(Document layout analysis data)
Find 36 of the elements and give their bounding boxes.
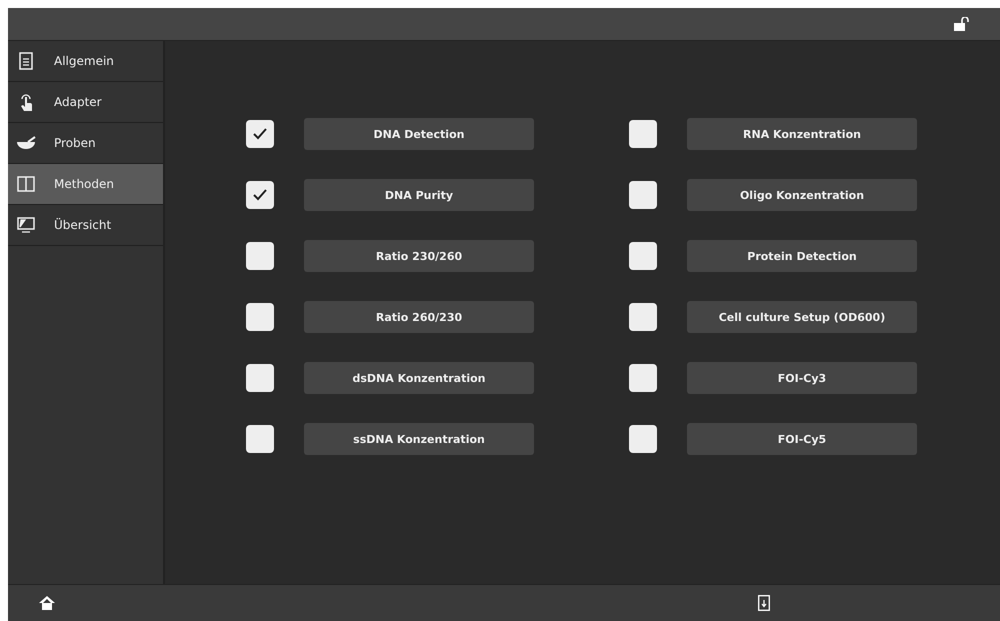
method-button[interactable]: DNA Purity <box>304 179 534 211</box>
checkbox[interactable] <box>246 181 274 209</box>
unlocked-padlock-icon[interactable] <box>954 17 970 31</box>
method-button[interactable]: FOI-Cy5 <box>687 423 917 455</box>
checkbox[interactable] <box>629 303 657 331</box>
checkbox[interactable] <box>629 181 657 209</box>
method-button[interactable]: Ratio 260/230 <box>304 301 534 333</box>
check-mark-icon <box>252 126 268 142</box>
sidebar-item[interactable]: Adapter <box>8 82 163 123</box>
checkbox[interactable] <box>629 242 657 270</box>
checkbox[interactable] <box>246 364 274 392</box>
home-icon[interactable] <box>38 595 56 611</box>
mortar-and-pestle-icon <box>16 136 36 150</box>
export-document-icon[interactable] <box>758 595 770 611</box>
method-button[interactable]: RNA Konzentration <box>687 118 917 150</box>
checkbox[interactable] <box>629 425 657 453</box>
method-button[interactable]: Ratio 230/260 <box>304 240 534 272</box>
method-button[interactable]: Protein Detection <box>687 240 917 272</box>
method-button[interactable]: dsDNA Konzentration <box>304 362 534 394</box>
method-button[interactable]: Oligo Konzentration <box>687 179 917 211</box>
monitor-icon <box>16 217 36 233</box>
method-button[interactable]: Cell culture Setup (OD600) <box>687 301 917 333</box>
checkbox[interactable] <box>629 364 657 392</box>
method-button[interactable]: ssDNA Konzentration <box>304 423 534 455</box>
checkbox[interactable] <box>246 425 274 453</box>
check-mark-icon <box>252 187 268 203</box>
sidebar-item[interactable]: Übersicht <box>8 205 163 246</box>
checkbox[interactable] <box>629 120 657 148</box>
checkbox[interactable] <box>246 242 274 270</box>
method-button[interactable]: FOI-Cy3 <box>687 362 917 394</box>
checkbox[interactable] <box>246 303 274 331</box>
sidebar-item[interactable]: Allgemein <box>8 41 163 82</box>
open-book-icon <box>16 176 36 192</box>
sidebar-item[interactable]: Methoden <box>8 164 163 205</box>
checkbox[interactable] <box>246 120 274 148</box>
method-button[interactable]: DNA Detection <box>304 118 534 150</box>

## THE TASK
Gather each line in the entries above where the string "sidebar" is found.

## SOLVED EXERCISE
sidebar-item[interactable]: Adapter <box>8 82 163 123</box>
sidebar-item[interactable]: Übersicht <box>8 205 163 246</box>
sidebar-item[interactable]: Allgemein <box>8 41 163 82</box>
sidebar-item[interactable]: Methoden <box>8 164 163 205</box>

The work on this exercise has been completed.